=== Items ===

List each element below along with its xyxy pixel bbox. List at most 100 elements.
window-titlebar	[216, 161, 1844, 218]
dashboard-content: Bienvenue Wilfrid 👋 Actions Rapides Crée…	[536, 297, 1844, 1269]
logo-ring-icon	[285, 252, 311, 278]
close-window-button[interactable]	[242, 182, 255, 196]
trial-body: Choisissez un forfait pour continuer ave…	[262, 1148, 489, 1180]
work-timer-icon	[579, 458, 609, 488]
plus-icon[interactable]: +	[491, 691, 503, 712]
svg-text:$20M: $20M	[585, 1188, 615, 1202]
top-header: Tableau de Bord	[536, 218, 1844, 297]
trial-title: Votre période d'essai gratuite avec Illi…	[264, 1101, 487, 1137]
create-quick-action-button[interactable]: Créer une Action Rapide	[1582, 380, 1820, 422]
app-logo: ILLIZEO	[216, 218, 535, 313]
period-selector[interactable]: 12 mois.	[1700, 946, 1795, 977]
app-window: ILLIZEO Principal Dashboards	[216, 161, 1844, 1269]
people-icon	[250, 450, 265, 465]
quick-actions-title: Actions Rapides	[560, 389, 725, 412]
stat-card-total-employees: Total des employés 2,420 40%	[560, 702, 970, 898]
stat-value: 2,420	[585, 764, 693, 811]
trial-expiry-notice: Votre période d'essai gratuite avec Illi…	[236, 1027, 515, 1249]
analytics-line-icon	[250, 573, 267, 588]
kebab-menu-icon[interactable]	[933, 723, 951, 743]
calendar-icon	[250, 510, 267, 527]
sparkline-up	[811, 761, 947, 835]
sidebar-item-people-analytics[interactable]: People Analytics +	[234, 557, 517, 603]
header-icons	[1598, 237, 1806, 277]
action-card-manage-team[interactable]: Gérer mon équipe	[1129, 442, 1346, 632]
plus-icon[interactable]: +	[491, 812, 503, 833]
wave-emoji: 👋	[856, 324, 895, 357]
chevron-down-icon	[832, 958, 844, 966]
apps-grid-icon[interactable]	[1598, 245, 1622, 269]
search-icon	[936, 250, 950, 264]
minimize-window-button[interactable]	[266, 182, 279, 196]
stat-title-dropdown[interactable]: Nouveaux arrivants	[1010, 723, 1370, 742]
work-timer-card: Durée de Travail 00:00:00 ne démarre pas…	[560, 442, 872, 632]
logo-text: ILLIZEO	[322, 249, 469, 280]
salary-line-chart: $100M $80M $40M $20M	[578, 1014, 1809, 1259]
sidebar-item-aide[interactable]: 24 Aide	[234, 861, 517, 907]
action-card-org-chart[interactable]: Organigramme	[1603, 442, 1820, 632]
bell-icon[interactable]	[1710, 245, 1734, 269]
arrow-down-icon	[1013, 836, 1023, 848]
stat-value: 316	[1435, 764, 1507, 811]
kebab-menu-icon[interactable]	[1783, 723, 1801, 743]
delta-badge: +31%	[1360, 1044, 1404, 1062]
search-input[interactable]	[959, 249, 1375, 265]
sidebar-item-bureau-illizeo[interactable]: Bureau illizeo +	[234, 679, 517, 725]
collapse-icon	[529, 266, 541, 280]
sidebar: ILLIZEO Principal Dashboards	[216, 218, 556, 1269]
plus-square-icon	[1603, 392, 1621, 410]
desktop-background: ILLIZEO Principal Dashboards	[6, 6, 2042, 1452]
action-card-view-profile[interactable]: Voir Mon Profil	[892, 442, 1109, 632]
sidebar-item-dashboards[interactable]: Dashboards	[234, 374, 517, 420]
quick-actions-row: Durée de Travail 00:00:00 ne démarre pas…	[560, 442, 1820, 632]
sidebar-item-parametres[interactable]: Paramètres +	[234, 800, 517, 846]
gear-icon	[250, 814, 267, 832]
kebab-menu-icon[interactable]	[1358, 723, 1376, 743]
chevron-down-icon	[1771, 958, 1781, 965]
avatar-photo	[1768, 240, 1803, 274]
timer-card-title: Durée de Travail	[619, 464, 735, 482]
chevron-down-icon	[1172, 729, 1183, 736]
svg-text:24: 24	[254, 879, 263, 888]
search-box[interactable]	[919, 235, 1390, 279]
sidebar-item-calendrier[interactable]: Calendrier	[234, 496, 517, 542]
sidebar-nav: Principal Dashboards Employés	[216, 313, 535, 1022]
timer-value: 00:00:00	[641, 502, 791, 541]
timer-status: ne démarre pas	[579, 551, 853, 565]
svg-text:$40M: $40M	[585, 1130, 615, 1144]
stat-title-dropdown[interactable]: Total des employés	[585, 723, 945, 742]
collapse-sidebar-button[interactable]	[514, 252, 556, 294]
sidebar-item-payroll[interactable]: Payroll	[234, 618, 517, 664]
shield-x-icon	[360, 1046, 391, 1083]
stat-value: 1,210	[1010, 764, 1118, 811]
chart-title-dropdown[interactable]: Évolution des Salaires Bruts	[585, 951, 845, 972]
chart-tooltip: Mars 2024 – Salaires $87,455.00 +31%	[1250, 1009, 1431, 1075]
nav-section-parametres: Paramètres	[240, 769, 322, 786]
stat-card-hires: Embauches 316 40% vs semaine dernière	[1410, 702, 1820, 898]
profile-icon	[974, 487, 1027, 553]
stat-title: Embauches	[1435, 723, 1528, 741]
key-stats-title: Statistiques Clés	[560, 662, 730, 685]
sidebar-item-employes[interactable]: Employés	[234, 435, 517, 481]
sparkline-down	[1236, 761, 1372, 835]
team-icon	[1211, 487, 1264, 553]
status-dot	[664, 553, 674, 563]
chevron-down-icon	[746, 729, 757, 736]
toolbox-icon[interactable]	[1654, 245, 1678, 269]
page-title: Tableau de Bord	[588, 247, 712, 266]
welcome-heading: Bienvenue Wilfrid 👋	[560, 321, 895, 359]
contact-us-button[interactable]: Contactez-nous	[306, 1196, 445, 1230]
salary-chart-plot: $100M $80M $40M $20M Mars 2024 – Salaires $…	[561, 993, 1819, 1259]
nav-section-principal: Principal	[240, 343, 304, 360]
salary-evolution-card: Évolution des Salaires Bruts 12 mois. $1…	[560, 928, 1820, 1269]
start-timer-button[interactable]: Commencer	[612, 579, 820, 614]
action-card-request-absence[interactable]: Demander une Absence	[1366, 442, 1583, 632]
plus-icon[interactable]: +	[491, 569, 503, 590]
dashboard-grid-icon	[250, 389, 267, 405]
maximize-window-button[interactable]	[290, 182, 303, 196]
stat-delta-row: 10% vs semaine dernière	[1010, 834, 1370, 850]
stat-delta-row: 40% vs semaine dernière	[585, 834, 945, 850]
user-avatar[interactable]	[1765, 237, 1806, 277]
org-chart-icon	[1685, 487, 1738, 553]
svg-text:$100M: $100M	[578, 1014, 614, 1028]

===

Reproduce the lines above word for word.

List each element below along with its xyxy pixel bbox. List at most 100 elements.
window-titlebar	[216, 161, 1844, 218]
dashboard-content: Bienvenue Wilfrid 👋 Actions Rapides Crée…	[536, 297, 1844, 1269]
logo-ring-icon	[285, 252, 311, 278]
close-window-button[interactable]	[242, 182, 255, 196]
trial-body: Choisissez un forfait pour continuer ave…	[262, 1148, 489, 1180]
work-timer-icon	[579, 458, 609, 488]
plus-icon[interactable]: +	[491, 691, 503, 712]
svg-text:$20M: $20M	[585, 1188, 615, 1202]
top-header: Tableau de Bord	[536, 218, 1844, 297]
trial-title: Votre période d'essai gratuite avec Illi…	[264, 1101, 487, 1137]
create-quick-action-button[interactable]: Créer une Action Rapide	[1582, 380, 1820, 422]
app-logo: ILLIZEO	[216, 218, 535, 313]
period-selector[interactable]: 12 mois.	[1700, 946, 1795, 977]
app-window: ILLIZEO Principal Dashboards	[216, 161, 1844, 1269]
people-icon	[250, 450, 265, 465]
quick-actions-title: Actions Rapides	[560, 389, 725, 412]
stat-card-total-employees: Total des employés 2,420 40%	[560, 702, 970, 898]
stat-value: 2,420	[585, 764, 693, 811]
trial-expiry-notice: Votre période d'essai gratuite avec Illi…	[236, 1027, 515, 1249]
analytics-line-icon	[250, 573, 267, 588]
kebab-menu-icon[interactable]	[933, 723, 951, 743]
calendar-icon	[250, 510, 267, 527]
sparkline-up	[811, 761, 947, 835]
sidebar-item-people-analytics[interactable]: People Analytics +	[234, 557, 517, 603]
header-icons	[1598, 237, 1806, 277]
action-card-manage-team[interactable]: Gérer mon équipe	[1129, 442, 1346, 632]
plus-icon[interactable]: +	[491, 812, 503, 833]
wave-emoji: 👋	[856, 324, 895, 357]
chevron-down-icon	[832, 958, 844, 966]
apps-grid-icon[interactable]	[1598, 245, 1622, 269]
search-icon	[936, 250, 950, 264]
minimize-window-button[interactable]	[266, 182, 279, 196]
stat-title-dropdown[interactable]: Nouveaux arrivants	[1010, 723, 1370, 742]
work-timer-card: Durée de Travail 00:00:00 ne démarre pas…	[560, 442, 872, 632]
logo-text: ILLIZEO	[322, 249, 469, 280]
salary-line-chart: $100M $80M $40M $20M	[578, 1014, 1809, 1259]
sidebar-item-aide[interactable]: 24 Aide	[234, 861, 517, 907]
action-card-org-chart[interactable]: Organigramme	[1603, 442, 1820, 632]
bell-icon[interactable]	[1710, 245, 1734, 269]
arrow-down-icon	[1013, 836, 1023, 848]
stat-value: 316	[1435, 764, 1507, 811]
kebab-menu-icon[interactable]	[1783, 723, 1801, 743]
delta-badge: +31%	[1360, 1044, 1404, 1062]
search-input[interactable]	[959, 249, 1375, 265]
sidebar-item-bureau-illizeo[interactable]: Bureau illizeo +	[234, 679, 517, 725]
collapse-icon	[529, 266, 541, 280]
sidebar: ILLIZEO Principal Dashboards	[216, 218, 556, 1269]
plus-square-icon	[1603, 392, 1621, 410]
desktop-background: ILLIZEO Principal Dashboards	[6, 6, 2042, 1452]
action-card-view-profile[interactable]: Voir Mon Profil	[892, 442, 1109, 632]
sidebar-item-dashboards[interactable]: Dashboards	[234, 374, 517, 420]
quick-actions-row: Durée de Travail 00:00:00 ne démarre pas…	[560, 442, 1820, 632]
sidebar-item-parametres[interactable]: Paramètres +	[234, 800, 517, 846]
gear-icon	[250, 814, 267, 832]
kebab-menu-icon[interactable]	[1358, 723, 1376, 743]
chevron-down-icon	[1771, 958, 1781, 965]
avatar-photo	[1768, 240, 1803, 274]
timer-card-title: Durée de Travail	[619, 464, 735, 482]
chevron-down-icon	[1172, 729, 1183, 736]
svg-text:24: 24	[254, 879, 263, 888]
search-box[interactable]	[919, 235, 1390, 279]
sidebar-item-calendrier[interactable]: Calendrier	[234, 496, 517, 542]
sidebar-nav: Principal Dashboards Employés	[216, 313, 535, 1022]
timer-value: 00:00:00	[641, 502, 791, 541]
timer-status: ne démarre pas	[579, 551, 853, 565]
svg-text:$40M: $40M	[585, 1130, 615, 1144]
stat-title-dropdown[interactable]: Total des employés	[585, 723, 945, 742]
collapse-sidebar-button[interactable]	[514, 252, 556, 294]
sidebar-item-payroll[interactable]: Payroll	[234, 618, 517, 664]
shield-x-icon	[360, 1046, 391, 1083]
stat-value: 1,210	[1010, 764, 1118, 811]
chart-title-dropdown[interactable]: Évolution des Salaires Bruts	[585, 951, 845, 972]
chart-tooltip: Mars 2024 – Salaires $87,455.00 +31%	[1250, 1009, 1431, 1075]
nav-section-parametres: Paramètres	[240, 769, 322, 786]
stat-card-hires: Embauches 316 40% vs semaine dernière	[1410, 702, 1820, 898]
profile-icon	[974, 487, 1027, 553]
stat-title: Embauches	[1435, 723, 1528, 741]
key-stats-title: Statistiques Clés	[560, 662, 730, 685]
sidebar-item-employes[interactable]: Employés	[234, 435, 517, 481]
sparkline-down	[1236, 761, 1372, 835]
team-icon	[1211, 487, 1264, 553]
status-dot	[664, 553, 674, 563]
chevron-down-icon	[746, 729, 757, 736]
toolbox-icon[interactable]	[1654, 245, 1678, 269]
page-title: Tableau de Bord	[588, 247, 712, 266]
welcome-heading: Bienvenue Wilfrid 👋	[560, 321, 895, 359]
contact-us-button[interactable]: Contactez-nous	[306, 1196, 445, 1230]
salary-chart-plot: $100M $80M $40M $20M Mars 2024 – Salaires $…	[561, 993, 1819, 1259]
nav-section-principal: Principal	[240, 343, 304, 360]
salary-evolution-card: Évolution des Salaires Bruts 12 mois. $1…	[560, 928, 1820, 1269]
start-timer-button[interactable]: Commencer	[612, 579, 820, 614]
action-card-request-absence[interactable]: Demander une Absence	[1366, 442, 1583, 632]
plus-icon[interactable]: +	[491, 569, 503, 590]
dashboard-grid-icon	[250, 389, 267, 405]
maximize-window-button[interactable]	[290, 182, 303, 196]
stat-delta-row: 10% vs semaine dernière	[1010, 834, 1370, 850]
stat-delta-row: 40% vs semaine dernière	[585, 834, 945, 850]
user-avatar[interactable]	[1765, 237, 1806, 277]
org-chart-icon	[1685, 487, 1738, 553]
svg-text:$100M: $100M	[578, 1014, 614, 1028]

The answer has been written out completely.